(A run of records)
++++++++++

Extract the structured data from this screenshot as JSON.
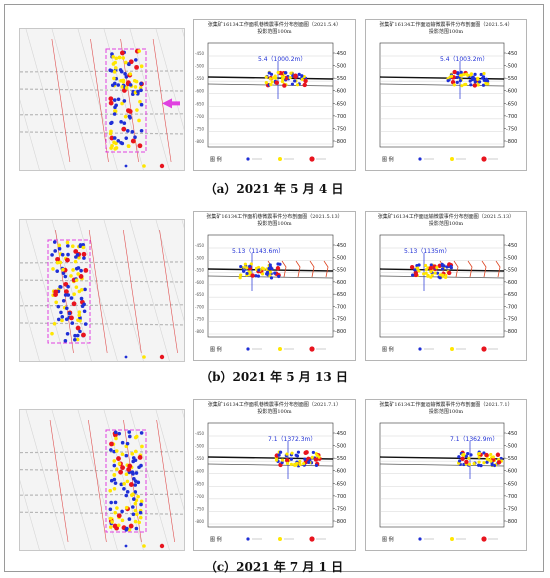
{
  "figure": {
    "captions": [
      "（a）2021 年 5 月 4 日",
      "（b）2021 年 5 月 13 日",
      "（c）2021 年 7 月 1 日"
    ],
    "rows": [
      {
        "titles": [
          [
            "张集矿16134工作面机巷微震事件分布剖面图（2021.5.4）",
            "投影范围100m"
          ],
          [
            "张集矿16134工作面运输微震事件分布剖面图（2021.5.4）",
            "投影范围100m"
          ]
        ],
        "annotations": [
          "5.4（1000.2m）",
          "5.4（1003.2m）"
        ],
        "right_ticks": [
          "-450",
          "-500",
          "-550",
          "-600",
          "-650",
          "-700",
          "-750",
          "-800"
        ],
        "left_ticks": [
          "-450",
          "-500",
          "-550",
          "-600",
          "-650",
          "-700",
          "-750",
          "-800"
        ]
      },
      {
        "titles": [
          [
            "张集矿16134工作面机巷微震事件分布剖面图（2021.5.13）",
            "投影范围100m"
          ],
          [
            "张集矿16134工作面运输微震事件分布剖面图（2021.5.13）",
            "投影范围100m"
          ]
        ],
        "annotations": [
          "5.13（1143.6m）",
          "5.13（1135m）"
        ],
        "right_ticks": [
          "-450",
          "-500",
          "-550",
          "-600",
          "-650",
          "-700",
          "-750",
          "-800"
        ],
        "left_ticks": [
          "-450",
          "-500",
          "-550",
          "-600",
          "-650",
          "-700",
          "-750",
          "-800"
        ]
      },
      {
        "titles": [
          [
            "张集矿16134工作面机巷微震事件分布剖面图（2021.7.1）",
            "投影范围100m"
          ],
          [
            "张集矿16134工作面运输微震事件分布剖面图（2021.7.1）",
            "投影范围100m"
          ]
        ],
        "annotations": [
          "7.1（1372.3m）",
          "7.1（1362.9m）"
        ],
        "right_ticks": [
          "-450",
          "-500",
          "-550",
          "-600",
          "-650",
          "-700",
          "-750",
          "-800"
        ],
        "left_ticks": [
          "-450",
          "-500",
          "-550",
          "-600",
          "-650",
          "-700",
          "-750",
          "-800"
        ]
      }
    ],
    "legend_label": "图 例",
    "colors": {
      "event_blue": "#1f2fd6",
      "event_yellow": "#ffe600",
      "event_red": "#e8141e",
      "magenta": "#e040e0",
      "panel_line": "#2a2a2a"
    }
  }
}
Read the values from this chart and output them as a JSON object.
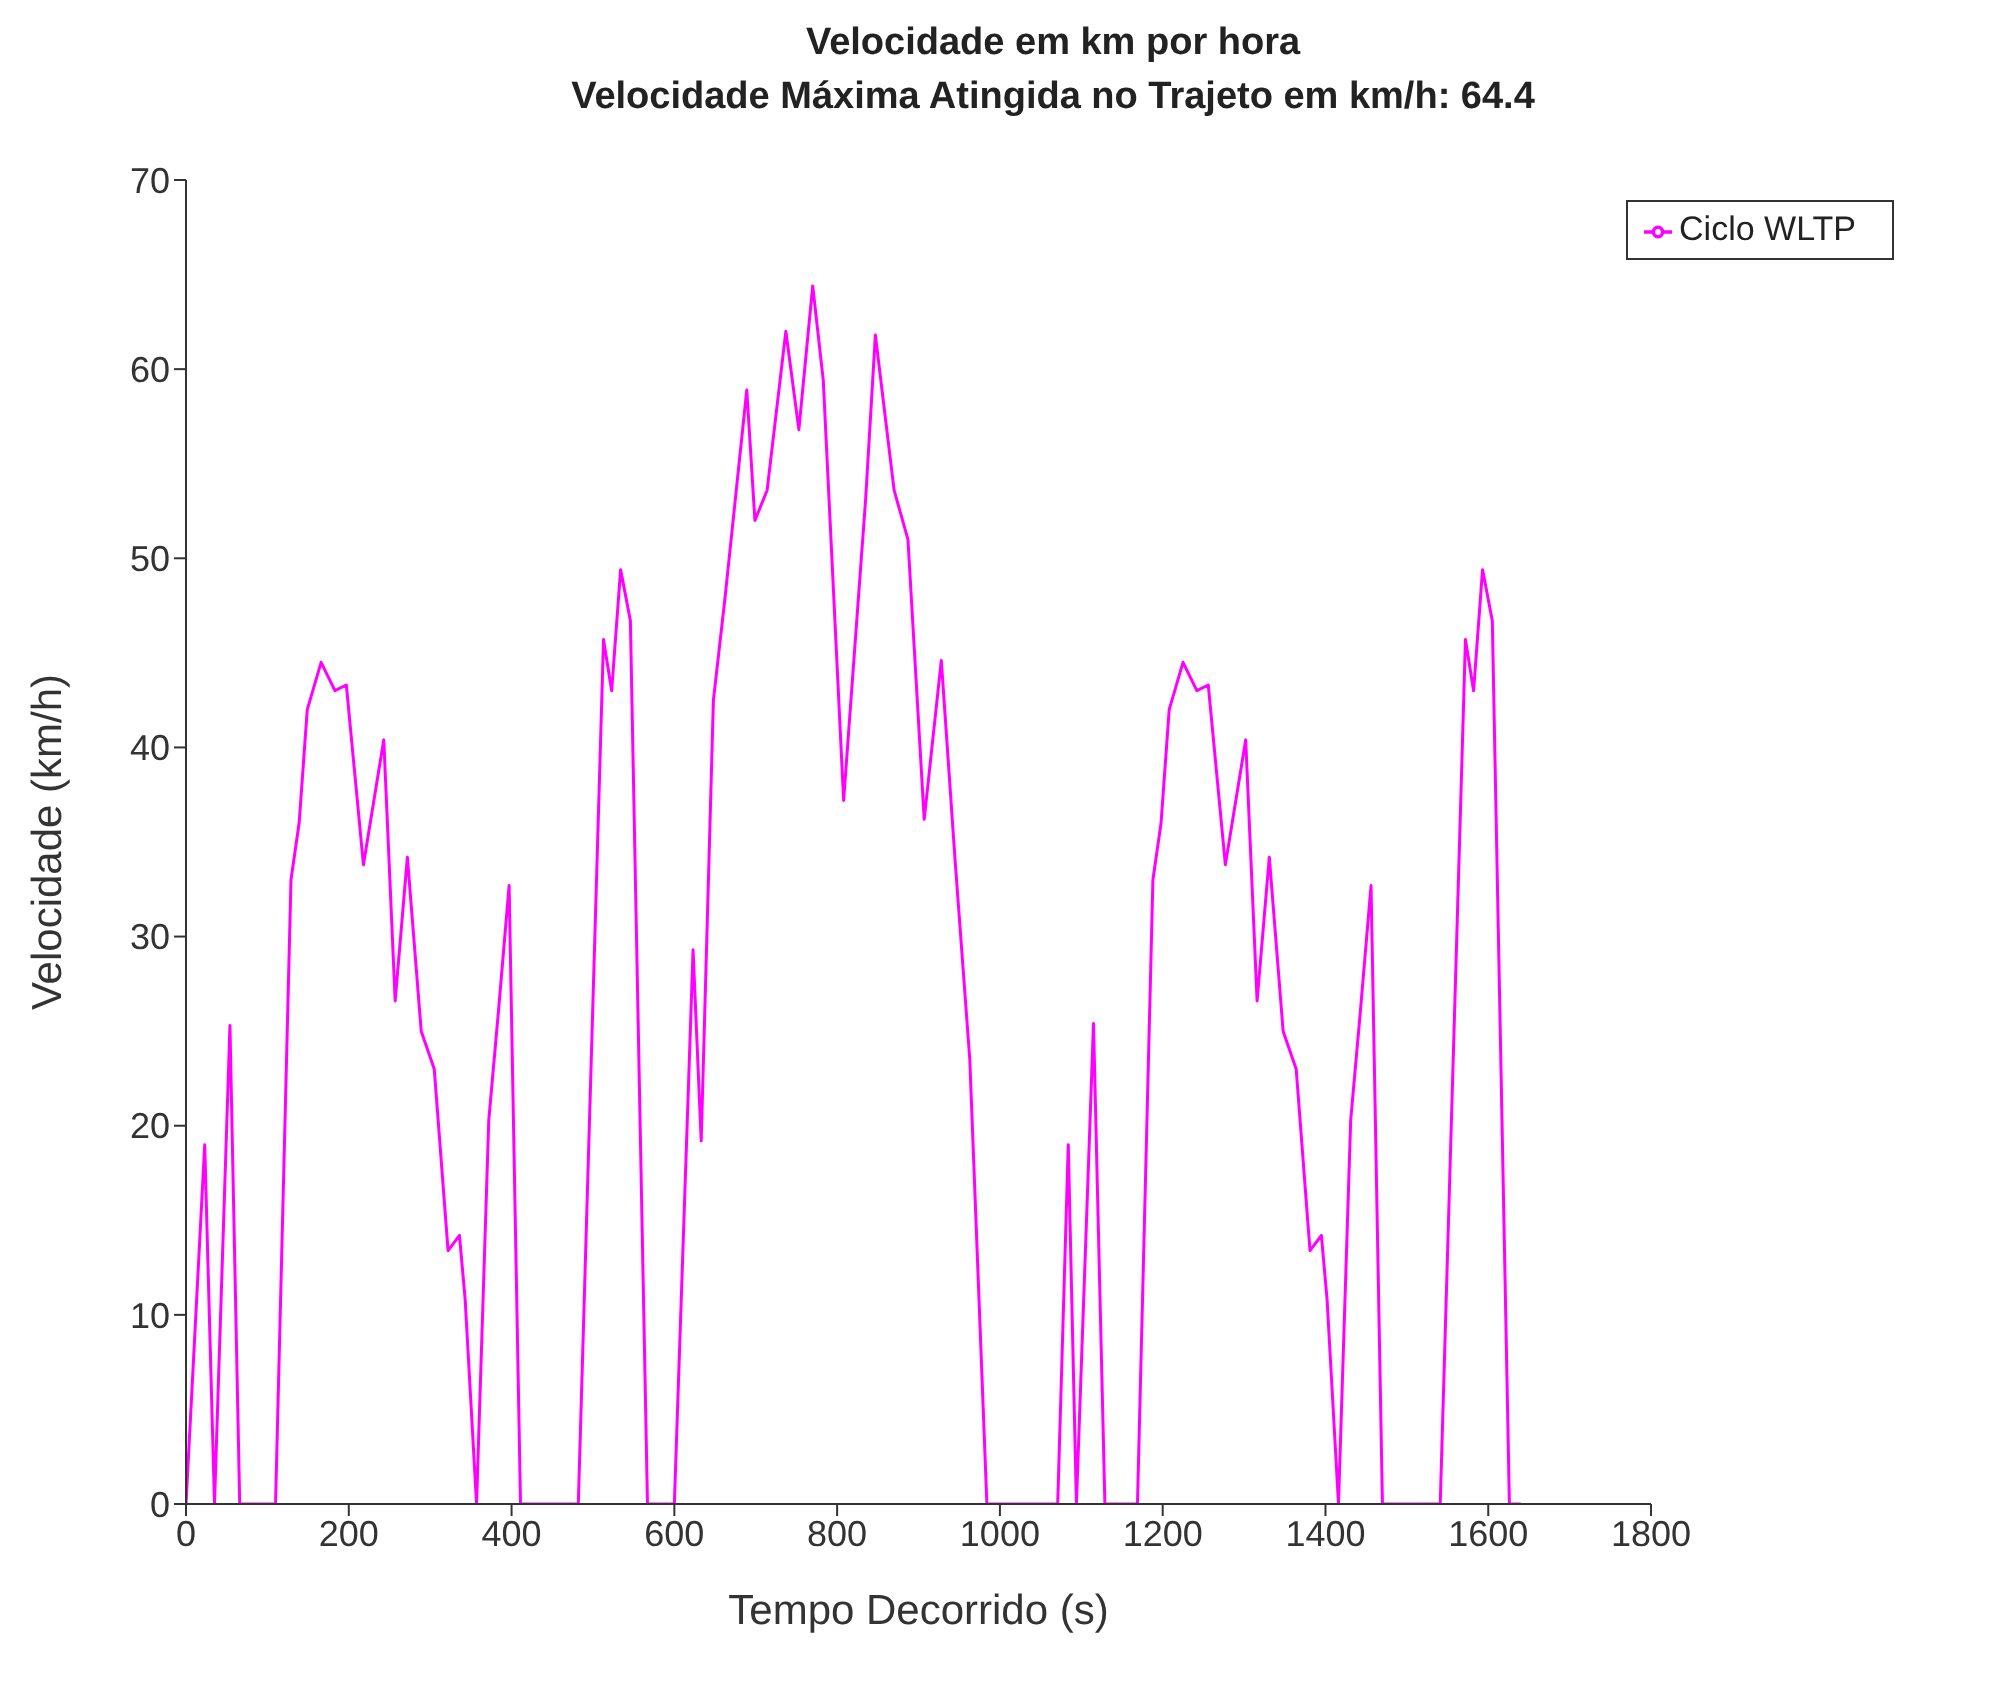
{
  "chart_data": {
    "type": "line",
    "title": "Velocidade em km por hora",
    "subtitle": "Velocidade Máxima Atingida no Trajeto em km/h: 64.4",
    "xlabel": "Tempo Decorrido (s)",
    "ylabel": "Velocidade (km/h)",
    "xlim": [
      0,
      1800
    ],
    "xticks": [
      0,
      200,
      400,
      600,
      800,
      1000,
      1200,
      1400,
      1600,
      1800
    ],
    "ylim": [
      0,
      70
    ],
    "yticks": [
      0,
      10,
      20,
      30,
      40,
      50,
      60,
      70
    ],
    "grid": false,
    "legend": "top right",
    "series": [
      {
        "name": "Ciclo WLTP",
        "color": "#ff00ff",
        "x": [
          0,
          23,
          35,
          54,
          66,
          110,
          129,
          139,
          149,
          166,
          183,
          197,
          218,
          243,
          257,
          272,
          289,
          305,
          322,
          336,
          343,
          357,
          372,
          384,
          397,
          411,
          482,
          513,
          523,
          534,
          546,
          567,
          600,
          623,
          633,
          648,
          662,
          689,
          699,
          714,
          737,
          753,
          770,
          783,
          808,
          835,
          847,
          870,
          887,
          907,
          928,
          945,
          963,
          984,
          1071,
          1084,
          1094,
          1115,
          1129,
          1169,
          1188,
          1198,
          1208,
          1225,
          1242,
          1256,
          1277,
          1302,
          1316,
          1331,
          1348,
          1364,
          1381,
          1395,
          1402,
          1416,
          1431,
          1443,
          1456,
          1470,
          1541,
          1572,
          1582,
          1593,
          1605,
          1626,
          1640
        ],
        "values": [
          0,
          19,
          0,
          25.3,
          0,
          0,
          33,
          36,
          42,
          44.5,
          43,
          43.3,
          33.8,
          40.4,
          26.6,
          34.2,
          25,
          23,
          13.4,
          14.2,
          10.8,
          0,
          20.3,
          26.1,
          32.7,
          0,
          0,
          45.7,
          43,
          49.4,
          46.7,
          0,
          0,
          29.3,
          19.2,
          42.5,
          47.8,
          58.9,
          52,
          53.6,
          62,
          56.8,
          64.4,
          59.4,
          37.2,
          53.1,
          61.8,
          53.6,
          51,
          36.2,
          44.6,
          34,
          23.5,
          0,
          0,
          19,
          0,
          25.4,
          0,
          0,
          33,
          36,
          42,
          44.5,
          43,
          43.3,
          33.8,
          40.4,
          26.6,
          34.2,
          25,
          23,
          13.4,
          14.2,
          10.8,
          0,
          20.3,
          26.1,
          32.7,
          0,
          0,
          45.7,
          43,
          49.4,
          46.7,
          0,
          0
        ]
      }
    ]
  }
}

++++++++++

Short problem
Track down every line with the word "from" and copy it.

Solution below
Extract the structured data from this screenshot as JSON.
Read the values from this chart and output them as a JSON object.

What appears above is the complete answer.